-- RECORDED DATA start --

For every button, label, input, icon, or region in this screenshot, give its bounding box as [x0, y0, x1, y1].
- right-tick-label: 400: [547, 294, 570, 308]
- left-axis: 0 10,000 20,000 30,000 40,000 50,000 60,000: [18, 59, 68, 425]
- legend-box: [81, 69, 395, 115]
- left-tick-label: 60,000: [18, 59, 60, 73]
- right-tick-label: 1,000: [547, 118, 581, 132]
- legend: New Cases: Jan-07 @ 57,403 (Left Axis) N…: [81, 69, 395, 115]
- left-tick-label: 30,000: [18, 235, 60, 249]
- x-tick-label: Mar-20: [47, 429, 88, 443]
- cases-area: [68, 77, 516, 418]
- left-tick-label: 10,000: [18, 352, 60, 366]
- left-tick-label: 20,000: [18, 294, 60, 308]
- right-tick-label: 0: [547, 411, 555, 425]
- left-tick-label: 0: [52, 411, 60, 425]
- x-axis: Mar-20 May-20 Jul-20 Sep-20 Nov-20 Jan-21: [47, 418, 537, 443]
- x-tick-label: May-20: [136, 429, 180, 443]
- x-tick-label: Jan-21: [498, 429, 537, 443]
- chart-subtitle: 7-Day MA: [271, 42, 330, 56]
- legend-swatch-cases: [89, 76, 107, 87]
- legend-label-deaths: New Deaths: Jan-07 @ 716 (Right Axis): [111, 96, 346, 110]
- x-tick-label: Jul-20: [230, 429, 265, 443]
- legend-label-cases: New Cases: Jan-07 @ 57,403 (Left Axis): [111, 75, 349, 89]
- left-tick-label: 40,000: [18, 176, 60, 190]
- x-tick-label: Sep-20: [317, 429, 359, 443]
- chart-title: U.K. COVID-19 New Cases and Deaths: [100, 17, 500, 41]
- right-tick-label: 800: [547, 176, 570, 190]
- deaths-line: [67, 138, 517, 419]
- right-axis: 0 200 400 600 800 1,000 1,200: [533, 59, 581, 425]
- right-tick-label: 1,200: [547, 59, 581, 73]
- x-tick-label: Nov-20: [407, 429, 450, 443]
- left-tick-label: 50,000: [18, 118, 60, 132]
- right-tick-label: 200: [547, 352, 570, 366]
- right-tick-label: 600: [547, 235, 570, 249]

-- RECORDED DATA end --

# EXERCISE INSTRUCTIONS
Put every line of the records above into a Markdown table with the columns "No." and "Line", numbering the rows in order and omitting any blank lines.

# RESPONSE FOR THIS EXERCISE
| No. | Line |
|---|---|
| 1 | For every button, label, input, icon, or region in this screenshot, give its bounding box as [x0, y0, x1, y1]. |
| 2 | - right-tick-label: 400: [547, 294, 570, 308] |
| 3 | - left-axis: 0 10,000 20,000 30,000 40,000 50,000 60,000: [18, 59, 68, 425] |
| 4 | - legend-box: [81, 69, 395, 115] |
| 5 | - left-tick-label: 60,000: [18, 59, 60, 73] |
| 6 | - right-tick-label: 1,000: [547, 118, 581, 132] |
| 7 | - legend: New Cases: Jan-07 @ 57,403 (Left Axis) N…: [81, 69, 395, 115] |
| 8 | - left-tick-label: 30,000: [18, 235, 60, 249] |
| 9 | - x-tick-label: Mar-20: [47, 429, 88, 443] |
| 10 | - cases-area: [68, 77, 516, 418] |
| 11 | - left-tick-label: 10,000: [18, 352, 60, 366] |
| 12 | - left-tick-label: 20,000: [18, 294, 60, 308] |
| 13 | - right-tick-label: 0: [547, 411, 555, 425] |
| 14 | - left-tick-label: 0: [52, 411, 60, 425] |
| 15 | - x-axis: Mar-20 May-20 Jul-20 Sep-20 Nov-20 Jan-21: [47, 418, 537, 443] |
| 16 | - x-tick-label: May-20: [136, 429, 180, 443] |
| 17 | - x-tick-label: Jan-21: [498, 429, 537, 443] |
| 18 | - chart-subtitle: 7-Day MA: [271, 42, 330, 56] |
| 19 | - legend-swatch-cases: [89, 76, 107, 87] |
| 20 | - legend-label-deaths: New Deaths: Jan-07 @ 716 (Right Axis): [111, 96, 346, 110] |
| 21 | - x-tick-label: Jul-20: [230, 429, 265, 443] |
| 22 | - legend-label-cases: New Cases: Jan-07 @ 57,403 (Left Axis): [111, 75, 349, 89] |
| 23 | - left-tick-label: 40,000: [18, 176, 60, 190] |
| 24 | - x-tick-label: Sep-20: [317, 429, 359, 443] |
| 25 | - chart-title: U.K. COVID-19 New Cases and Deaths: [100, 17, 500, 41] |
| 26 | - right-tick-label: 800: [547, 176, 570, 190] |
| 27 | - deaths-line: [67, 138, 517, 419] |
| 28 | - right-axis: 0 200 400 600 800 1,000 1,200: [533, 59, 581, 425] |
| 29 | - right-tick-label: 1,200: [547, 59, 581, 73] |
| 30 | - x-tick-label: Nov-20: [407, 429, 450, 443] |
| 31 | - left-tick-label: 50,000: [18, 118, 60, 132] |
| 32 | - right-tick-label: 200: [547, 352, 570, 366] |
| 33 | - right-tick-label: 600: [547, 235, 570, 249] |